--- start LISTED RECORDS ---
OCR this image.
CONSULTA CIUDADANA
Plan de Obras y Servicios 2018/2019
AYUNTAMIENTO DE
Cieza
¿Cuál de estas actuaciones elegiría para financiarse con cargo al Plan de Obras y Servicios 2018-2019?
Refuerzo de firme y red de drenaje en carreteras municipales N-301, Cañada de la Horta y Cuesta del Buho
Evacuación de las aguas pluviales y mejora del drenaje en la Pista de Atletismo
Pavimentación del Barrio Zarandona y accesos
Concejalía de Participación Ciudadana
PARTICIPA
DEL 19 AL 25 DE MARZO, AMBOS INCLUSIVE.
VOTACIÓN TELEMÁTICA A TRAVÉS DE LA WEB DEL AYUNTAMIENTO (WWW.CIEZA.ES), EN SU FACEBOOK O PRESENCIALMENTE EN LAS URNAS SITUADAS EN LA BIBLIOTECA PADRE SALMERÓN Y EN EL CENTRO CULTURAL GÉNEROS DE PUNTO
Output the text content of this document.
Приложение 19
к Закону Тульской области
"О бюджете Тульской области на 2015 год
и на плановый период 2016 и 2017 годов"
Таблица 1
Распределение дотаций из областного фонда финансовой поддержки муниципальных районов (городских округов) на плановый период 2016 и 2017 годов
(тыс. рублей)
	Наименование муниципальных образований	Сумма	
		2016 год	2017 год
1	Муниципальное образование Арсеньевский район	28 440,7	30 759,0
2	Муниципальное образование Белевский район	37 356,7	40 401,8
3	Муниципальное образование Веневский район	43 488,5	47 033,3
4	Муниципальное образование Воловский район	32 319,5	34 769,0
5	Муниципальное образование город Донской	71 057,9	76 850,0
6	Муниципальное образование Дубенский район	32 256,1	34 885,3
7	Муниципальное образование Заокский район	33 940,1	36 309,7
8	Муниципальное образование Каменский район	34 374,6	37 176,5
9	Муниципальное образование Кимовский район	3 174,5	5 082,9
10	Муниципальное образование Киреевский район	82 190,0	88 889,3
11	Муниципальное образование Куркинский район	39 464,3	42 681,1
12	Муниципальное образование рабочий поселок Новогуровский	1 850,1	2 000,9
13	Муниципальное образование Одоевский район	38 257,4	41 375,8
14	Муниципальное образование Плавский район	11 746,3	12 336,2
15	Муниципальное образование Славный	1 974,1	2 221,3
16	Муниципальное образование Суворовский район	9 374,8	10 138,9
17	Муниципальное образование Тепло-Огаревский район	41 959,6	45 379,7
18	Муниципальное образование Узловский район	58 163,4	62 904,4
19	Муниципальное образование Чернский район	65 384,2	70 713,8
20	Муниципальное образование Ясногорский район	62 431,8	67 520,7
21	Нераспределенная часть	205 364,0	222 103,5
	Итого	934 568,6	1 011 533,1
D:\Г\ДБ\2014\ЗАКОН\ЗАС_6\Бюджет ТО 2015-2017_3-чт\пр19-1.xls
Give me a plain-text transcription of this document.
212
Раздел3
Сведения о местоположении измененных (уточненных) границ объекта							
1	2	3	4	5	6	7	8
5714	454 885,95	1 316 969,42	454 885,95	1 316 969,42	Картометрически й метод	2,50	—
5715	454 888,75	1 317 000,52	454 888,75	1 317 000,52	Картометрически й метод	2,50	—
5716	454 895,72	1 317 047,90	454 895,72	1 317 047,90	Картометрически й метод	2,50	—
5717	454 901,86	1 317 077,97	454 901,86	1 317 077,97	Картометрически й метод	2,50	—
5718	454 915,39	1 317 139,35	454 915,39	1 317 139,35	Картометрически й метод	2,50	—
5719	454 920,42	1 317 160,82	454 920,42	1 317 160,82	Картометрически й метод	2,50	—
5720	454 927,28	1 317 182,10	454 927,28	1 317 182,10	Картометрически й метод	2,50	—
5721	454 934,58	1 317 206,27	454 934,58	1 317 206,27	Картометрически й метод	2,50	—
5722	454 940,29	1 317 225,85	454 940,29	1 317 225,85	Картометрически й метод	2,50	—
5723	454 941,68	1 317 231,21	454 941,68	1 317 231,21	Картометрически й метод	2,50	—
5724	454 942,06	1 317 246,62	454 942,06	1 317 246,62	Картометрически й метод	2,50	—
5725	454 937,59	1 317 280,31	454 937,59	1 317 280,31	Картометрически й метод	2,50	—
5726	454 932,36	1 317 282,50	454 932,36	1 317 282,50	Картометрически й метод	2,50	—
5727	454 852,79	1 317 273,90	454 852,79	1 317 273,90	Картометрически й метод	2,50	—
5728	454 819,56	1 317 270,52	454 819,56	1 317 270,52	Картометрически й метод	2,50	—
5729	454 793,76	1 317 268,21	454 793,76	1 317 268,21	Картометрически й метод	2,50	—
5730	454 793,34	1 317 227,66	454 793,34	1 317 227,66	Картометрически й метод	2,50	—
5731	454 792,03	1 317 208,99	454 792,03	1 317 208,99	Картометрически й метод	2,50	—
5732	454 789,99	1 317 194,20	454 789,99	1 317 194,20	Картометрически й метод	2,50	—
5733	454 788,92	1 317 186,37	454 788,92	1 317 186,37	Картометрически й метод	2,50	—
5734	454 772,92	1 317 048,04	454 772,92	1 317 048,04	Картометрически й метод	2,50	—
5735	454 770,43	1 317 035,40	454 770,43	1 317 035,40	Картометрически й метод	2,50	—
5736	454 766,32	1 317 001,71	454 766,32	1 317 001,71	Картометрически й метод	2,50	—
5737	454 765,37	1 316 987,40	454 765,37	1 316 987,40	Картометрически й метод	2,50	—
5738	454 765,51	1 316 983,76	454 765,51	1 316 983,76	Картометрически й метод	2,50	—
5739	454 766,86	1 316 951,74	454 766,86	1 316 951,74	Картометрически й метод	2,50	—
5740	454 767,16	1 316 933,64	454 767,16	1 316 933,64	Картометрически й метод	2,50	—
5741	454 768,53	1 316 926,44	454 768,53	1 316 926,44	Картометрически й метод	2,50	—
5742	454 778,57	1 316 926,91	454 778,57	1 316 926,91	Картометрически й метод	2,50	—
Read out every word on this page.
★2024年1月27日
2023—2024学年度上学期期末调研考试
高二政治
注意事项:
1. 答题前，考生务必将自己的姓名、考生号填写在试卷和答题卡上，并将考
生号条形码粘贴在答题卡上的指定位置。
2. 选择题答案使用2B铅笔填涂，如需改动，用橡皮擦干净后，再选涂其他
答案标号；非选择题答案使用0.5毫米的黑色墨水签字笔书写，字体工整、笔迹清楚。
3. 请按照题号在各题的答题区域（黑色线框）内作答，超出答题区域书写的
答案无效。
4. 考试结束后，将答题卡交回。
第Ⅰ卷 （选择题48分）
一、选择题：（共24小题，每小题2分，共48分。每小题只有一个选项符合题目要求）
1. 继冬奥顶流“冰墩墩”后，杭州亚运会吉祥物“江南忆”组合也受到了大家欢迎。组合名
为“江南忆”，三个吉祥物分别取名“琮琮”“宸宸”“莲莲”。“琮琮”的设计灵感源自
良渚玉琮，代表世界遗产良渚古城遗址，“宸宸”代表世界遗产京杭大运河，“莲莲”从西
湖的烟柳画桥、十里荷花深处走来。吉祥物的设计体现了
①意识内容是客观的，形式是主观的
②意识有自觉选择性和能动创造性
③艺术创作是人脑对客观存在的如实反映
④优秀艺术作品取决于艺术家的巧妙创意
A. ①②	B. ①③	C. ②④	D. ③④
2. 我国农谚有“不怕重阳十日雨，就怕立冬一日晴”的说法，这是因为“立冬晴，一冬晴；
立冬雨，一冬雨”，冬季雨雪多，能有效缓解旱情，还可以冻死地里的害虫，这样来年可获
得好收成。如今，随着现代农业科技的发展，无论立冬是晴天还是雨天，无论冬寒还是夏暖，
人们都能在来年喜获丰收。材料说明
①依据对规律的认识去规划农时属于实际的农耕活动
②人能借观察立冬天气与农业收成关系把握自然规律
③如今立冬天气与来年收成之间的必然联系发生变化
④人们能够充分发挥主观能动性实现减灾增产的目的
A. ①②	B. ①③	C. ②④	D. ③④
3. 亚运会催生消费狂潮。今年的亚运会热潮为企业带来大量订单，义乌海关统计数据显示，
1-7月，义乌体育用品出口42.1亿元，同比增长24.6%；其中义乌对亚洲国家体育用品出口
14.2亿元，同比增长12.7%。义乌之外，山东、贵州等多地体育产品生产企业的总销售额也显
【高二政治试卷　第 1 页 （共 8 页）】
--- end LISTED RECORDS ---
● OBJECTIVE: From the data, list each line in which the string "плановый" appears.

● SOLUTION FOR THIS PROBLEM:
и на плановый период 2016 и 2017 годов"
Распределение дотаций из областного фонда финансовой поддержки муниципальных районов (городских округов) на плановый период 2016 и 2017 годов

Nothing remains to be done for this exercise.